_Items from a figure collection:_
+===+

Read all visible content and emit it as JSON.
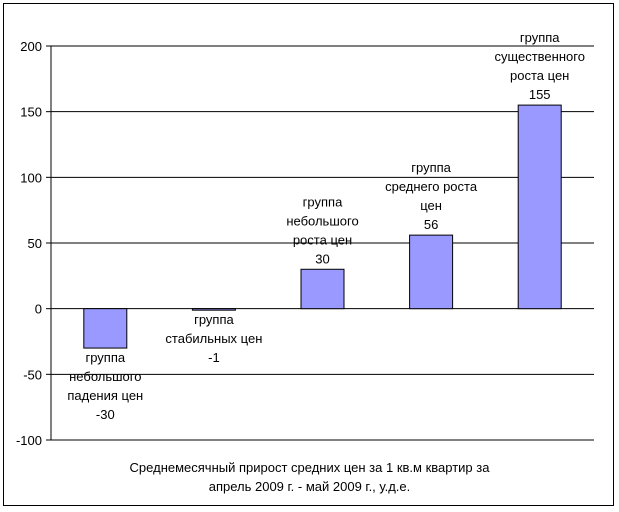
{
  "chart_data": {
    "type": "bar",
    "categories": [
      [
        "группа",
        "небольшого",
        "падения цен"
      ],
      [
        "группа",
        "стабильных цен"
      ],
      [
        "группа",
        "небольшого",
        "роста цен"
      ],
      [
        "группа",
        "среднего роста",
        "цен"
      ],
      [
        "группа",
        "существенного",
        "роста цен"
      ]
    ],
    "values": [
      -30,
      -1,
      30,
      56,
      155
    ],
    "value_labels": [
      "-30",
      "-1",
      "30",
      "56",
      "155"
    ],
    "yticks": [
      "200",
      "150",
      "100",
      "50",
      "0",
      "-50",
      "-100"
    ],
    "ylim": [
      -100,
      200
    ],
    "ystep": 50,
    "grid": true,
    "legend": "none",
    "caption_lines": [
      "Среднемесячный прирост средних цен за 1 кв.м квартир за",
      "апрель 2009 г. - май 2009 г., у.д.е."
    ],
    "colors": {
      "bar_fill": "#9999ff",
      "bar_stroke": "#000000",
      "grid": "#000000"
    }
  }
}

+===+

_YOUR GOAL:_
Using the data above, print every line exactly, omitting pictures.

_EXERCISE OUTPUT:_
Read all visible content and emit it as JSON.
{
  "chart_data": {
    "type": "bar",
    "categories": [
      [
        "группа",
        "небольшого",
        "падения цен"
      ],
      [
        "группа",
        "стабильных цен"
      ],
      [
        "группа",
        "небольшого",
        "роста цен"
      ],
      [
        "группа",
        "среднего роста",
        "цен"
      ],
      [
        "группа",
        "существенного",
        "роста цен"
      ]
    ],
    "values": [
      -30,
      -1,
      30,
      56,
      155
    ],
    "value_labels": [
      "-30",
      "-1",
      "30",
      "56",
      "155"
    ],
    "yticks": [
      "200",
      "150",
      "100",
      "50",
      "0",
      "-50",
      "-100"
    ],
    "ylim": [
      -100,
      200
    ],
    "ystep": 50,
    "grid": true,
    "legend": "none",
    "caption_lines": [
      "Среднемесячный прирост средних цен за 1 кв.м квартир за",
      "апрель 2009 г. - май 2009 г., у.д.е."
    ],
    "colors": {
      "bar_fill": "#9999ff",
      "bar_stroke": "#000000",
      "grid": "#000000"
    }
  }
}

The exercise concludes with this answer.